**EXERCISE DIRECTIONS:** Determine the number of lines where "screenshot" occurs and reply with that number by itself.

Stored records
(begin)

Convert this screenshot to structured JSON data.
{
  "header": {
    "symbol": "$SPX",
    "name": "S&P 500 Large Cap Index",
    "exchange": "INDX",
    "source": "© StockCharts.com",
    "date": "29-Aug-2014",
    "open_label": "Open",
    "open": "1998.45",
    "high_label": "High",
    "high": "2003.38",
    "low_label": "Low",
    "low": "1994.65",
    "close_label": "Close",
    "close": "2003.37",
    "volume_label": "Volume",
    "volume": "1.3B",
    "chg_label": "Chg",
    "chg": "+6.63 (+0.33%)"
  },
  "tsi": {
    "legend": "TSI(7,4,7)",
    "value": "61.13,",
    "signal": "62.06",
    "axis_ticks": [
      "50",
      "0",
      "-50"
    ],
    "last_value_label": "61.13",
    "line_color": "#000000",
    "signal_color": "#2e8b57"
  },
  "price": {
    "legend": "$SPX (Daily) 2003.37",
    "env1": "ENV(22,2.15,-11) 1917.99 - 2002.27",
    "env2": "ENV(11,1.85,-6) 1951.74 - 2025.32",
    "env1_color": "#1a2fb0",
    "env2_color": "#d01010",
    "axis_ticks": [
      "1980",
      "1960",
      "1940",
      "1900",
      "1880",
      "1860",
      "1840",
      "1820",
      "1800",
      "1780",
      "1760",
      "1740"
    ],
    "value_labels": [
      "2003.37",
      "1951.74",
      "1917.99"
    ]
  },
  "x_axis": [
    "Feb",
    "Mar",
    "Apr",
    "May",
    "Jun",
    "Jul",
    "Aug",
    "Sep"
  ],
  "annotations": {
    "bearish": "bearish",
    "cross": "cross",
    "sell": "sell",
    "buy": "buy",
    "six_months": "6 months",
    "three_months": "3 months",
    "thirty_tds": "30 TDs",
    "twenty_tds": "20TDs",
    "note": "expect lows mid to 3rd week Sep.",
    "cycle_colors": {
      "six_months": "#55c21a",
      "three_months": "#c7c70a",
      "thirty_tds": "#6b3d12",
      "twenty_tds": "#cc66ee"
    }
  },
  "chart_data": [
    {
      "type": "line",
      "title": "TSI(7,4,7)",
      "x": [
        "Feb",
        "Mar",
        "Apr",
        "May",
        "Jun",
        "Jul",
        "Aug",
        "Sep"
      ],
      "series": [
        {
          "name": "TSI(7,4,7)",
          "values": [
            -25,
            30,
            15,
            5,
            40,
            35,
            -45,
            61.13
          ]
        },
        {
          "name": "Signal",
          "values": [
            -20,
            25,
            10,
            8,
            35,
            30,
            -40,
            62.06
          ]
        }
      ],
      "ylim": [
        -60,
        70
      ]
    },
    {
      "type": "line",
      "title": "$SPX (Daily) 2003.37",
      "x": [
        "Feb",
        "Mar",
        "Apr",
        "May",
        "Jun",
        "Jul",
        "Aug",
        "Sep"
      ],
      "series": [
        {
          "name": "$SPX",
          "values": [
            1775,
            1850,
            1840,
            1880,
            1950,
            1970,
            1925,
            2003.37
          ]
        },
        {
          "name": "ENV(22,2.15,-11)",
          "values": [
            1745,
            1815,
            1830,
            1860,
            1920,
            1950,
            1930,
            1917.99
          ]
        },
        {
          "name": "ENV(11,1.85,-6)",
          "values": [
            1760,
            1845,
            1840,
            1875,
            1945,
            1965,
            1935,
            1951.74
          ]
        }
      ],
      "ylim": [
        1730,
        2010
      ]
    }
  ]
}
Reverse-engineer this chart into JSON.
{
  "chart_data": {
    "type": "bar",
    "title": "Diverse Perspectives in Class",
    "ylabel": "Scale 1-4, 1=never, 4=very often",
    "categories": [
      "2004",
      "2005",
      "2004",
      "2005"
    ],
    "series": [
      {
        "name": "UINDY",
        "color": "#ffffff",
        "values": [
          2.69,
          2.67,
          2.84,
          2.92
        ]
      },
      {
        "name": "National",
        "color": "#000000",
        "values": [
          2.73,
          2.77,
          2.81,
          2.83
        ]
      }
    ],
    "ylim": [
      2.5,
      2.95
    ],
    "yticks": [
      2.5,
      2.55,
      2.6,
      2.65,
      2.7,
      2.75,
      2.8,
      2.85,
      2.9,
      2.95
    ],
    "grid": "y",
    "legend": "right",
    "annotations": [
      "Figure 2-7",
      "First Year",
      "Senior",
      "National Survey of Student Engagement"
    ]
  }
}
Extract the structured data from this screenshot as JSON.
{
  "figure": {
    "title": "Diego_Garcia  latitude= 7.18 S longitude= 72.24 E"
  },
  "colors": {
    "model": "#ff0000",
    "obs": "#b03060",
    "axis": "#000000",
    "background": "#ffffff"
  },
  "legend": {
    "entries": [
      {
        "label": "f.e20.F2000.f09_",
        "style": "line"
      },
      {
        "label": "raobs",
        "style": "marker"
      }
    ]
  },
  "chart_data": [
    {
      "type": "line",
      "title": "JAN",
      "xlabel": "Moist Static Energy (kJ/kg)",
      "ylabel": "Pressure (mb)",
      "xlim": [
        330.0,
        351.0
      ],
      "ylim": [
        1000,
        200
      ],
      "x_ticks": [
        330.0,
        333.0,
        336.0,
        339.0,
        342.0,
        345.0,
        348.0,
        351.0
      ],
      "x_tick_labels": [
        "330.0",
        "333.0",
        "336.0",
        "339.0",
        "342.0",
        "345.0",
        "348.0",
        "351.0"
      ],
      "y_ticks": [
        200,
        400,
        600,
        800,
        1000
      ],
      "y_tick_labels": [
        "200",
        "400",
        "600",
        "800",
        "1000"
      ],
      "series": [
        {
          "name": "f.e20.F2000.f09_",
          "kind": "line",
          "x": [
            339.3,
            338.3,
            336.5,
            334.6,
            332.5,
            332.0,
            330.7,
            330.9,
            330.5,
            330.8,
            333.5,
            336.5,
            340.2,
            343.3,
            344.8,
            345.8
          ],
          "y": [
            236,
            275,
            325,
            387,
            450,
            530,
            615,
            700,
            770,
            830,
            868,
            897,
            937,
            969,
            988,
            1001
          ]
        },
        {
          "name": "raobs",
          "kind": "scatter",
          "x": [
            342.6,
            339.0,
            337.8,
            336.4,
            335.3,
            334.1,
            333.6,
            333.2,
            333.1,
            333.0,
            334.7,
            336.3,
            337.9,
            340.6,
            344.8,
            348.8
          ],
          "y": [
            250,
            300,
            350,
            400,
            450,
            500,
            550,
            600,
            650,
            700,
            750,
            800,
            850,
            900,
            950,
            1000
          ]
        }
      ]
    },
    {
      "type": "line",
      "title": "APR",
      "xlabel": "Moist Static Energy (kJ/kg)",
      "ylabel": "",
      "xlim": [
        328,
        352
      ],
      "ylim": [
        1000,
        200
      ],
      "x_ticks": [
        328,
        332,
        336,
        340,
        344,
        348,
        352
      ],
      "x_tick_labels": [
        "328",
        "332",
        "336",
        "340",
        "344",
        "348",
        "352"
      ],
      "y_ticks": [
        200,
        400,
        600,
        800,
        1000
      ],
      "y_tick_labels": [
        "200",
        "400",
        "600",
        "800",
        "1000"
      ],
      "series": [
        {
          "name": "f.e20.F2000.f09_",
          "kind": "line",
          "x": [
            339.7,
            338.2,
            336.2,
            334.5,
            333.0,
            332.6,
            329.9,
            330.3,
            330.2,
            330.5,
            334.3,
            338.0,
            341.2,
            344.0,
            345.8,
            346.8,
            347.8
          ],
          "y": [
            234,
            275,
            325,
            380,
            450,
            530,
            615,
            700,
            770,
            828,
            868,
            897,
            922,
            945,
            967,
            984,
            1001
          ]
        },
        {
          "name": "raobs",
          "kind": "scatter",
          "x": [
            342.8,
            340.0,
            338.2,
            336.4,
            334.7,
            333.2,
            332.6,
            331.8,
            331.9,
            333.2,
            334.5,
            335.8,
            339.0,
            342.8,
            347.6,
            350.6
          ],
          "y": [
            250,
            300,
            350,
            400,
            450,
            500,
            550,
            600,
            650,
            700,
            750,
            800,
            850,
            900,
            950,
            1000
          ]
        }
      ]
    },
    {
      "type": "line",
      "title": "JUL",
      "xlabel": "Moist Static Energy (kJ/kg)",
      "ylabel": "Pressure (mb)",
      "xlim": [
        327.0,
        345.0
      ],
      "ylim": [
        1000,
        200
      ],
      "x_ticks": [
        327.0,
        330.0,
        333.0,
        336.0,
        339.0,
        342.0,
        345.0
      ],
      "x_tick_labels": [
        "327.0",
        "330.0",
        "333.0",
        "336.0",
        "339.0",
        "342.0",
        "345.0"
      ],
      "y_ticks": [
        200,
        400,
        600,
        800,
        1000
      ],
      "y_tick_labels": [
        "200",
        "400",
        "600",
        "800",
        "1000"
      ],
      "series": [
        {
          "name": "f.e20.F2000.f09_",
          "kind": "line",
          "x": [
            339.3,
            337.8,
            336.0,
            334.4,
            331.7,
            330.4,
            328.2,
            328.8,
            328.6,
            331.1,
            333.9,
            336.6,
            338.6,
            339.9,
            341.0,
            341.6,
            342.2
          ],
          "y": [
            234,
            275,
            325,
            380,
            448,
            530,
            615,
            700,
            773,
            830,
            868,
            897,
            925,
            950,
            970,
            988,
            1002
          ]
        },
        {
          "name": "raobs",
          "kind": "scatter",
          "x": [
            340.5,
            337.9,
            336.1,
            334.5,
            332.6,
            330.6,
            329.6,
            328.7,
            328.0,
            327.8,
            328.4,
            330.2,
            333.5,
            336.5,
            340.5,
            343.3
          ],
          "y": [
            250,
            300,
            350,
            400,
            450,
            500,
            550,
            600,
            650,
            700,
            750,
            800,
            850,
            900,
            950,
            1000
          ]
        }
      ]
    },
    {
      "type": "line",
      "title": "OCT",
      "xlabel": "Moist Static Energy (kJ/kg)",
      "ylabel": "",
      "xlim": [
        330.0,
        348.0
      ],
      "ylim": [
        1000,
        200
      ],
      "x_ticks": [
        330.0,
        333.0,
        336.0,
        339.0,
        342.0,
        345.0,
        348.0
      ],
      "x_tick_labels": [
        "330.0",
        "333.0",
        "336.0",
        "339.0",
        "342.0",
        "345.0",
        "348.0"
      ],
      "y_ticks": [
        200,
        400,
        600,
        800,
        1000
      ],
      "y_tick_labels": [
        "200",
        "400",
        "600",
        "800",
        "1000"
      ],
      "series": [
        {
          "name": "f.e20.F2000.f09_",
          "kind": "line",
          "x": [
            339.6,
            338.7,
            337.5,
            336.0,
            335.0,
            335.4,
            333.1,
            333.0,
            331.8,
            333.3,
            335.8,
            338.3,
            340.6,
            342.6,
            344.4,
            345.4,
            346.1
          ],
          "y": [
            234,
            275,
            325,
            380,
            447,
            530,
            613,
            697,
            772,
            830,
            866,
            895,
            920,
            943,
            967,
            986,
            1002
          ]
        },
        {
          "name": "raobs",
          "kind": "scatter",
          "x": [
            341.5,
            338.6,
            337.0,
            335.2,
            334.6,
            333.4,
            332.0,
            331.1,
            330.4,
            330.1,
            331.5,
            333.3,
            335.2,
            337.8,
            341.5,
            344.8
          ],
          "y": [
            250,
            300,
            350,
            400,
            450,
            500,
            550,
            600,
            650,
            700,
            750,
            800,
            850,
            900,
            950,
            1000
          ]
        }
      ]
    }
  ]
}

(end)

**RESULT BELOW:** 2